Task prompt: Exactly reproduce all the records, keeping pictures out of the copy.

Records shown:

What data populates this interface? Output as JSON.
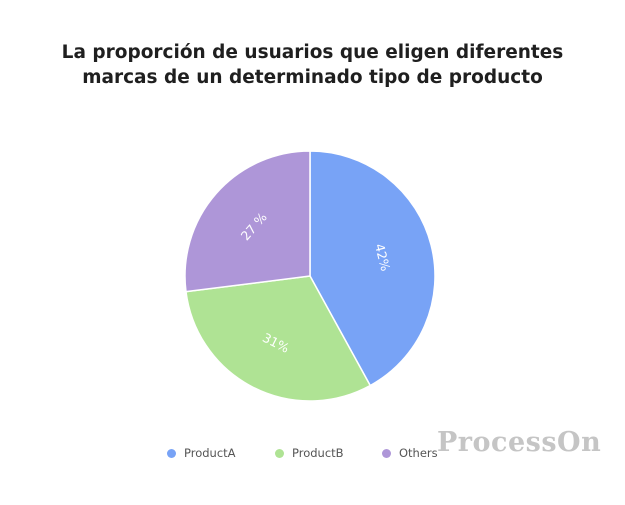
{
  "chart_data": {
    "type": "pie",
    "title_lines": [
      "La proporción de usuarios que eligen diferentes",
      "marcas de un determinado tipo de producto"
    ],
    "categories": [
      "ProductA",
      "ProductB",
      "Others"
    ],
    "values": [
      42,
      31,
      27
    ],
    "labels": [
      "42%",
      "31%",
      "27 %"
    ],
    "colors": [
      "#78a3f6",
      "#afe394",
      "#ae96d8"
    ],
    "legend_position": "bottom"
  },
  "watermark": "ProcessOn"
}
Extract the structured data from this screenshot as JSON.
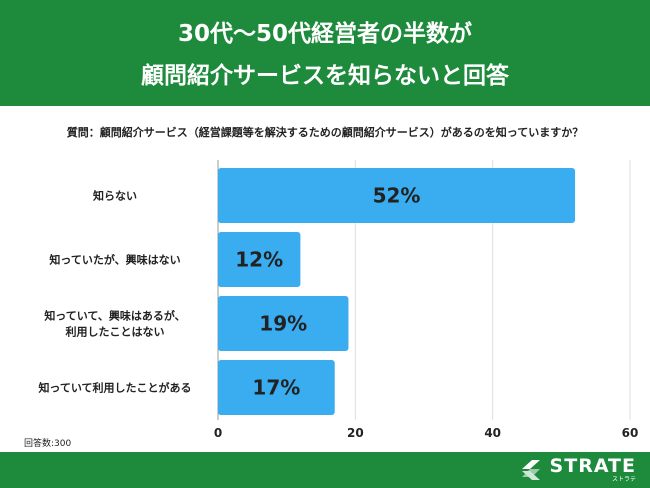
{
  "header": {
    "line1": "30代〜50代経営者の半数が",
    "line2": "顧問紹介サービスを知らないと回答"
  },
  "question": "質問：顧問紹介サービス（経営課題等を解決するための顧問紹介サービス）があるのを知っていますか？",
  "sample": "回答数:300",
  "logo": {
    "word": "STRATE",
    "sub": "ストラテ"
  },
  "chart_data": {
    "type": "bar",
    "orientation": "horizontal",
    "categories": [
      [
        "知らない"
      ],
      [
        "知っていたが、興味はない"
      ],
      [
        "知っていて、興味はあるが、",
        "利用したことはない"
      ],
      [
        "知っていて利用したことがある"
      ]
    ],
    "values": [
      52,
      12,
      19,
      17
    ],
    "value_labels": [
      "52%",
      "12%",
      "19%",
      "17%"
    ],
    "xlim": [
      0,
      60
    ],
    "xticks": [
      0,
      20,
      40,
      60
    ],
    "grid": true,
    "color": "#3aacf0"
  }
}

Task solution:
What data populates this interface? Output as JSON.
{
  "chart_data": {
    "type": "pie",
    "title_lines": [
      "La proporción de usuarios que eligen diferentes",
      "marcas de un determinado tipo de producto"
    ],
    "categories": [
      "ProductA",
      "ProductB",
      "Others"
    ],
    "values": [
      42,
      31,
      27
    ],
    "labels": [
      "42%",
      "31%",
      "27 %"
    ],
    "colors": [
      "#78a3f6",
      "#afe394",
      "#ae96d8"
    ],
    "legend_position": "bottom"
  },
  "watermark": "ProcessOn"
}
Extract the structured data from this screenshot as JSON.
{
  "header": {
    "line1": "30代〜50代経営者の半数が",
    "line2": "顧問紹介サービスを知らないと回答"
  },
  "question": "質問：顧問紹介サービス（経営課題等を解決するための顧問紹介サービス）があるのを知っていますか？",
  "sample": "回答数:300",
  "logo": {
    "word": "STRATE",
    "sub": "ストラテ"
  },
  "chart_data": {
    "type": "bar",
    "orientation": "horizontal",
    "categories": [
      [
        "知らない"
      ],
      [
        "知っていたが、興味はない"
      ],
      [
        "知っていて、興味はあるが、",
        "利用したことはない"
      ],
      [
        "知っていて利用したことがある"
      ]
    ],
    "values": [
      52,
      12,
      19,
      17
    ],
    "value_labels": [
      "52%",
      "12%",
      "19%",
      "17%"
    ],
    "xlim": [
      0,
      60
    ],
    "xticks": [
      0,
      20,
      40,
      60
    ],
    "grid": true,
    "color": "#3aacf0"
  }
}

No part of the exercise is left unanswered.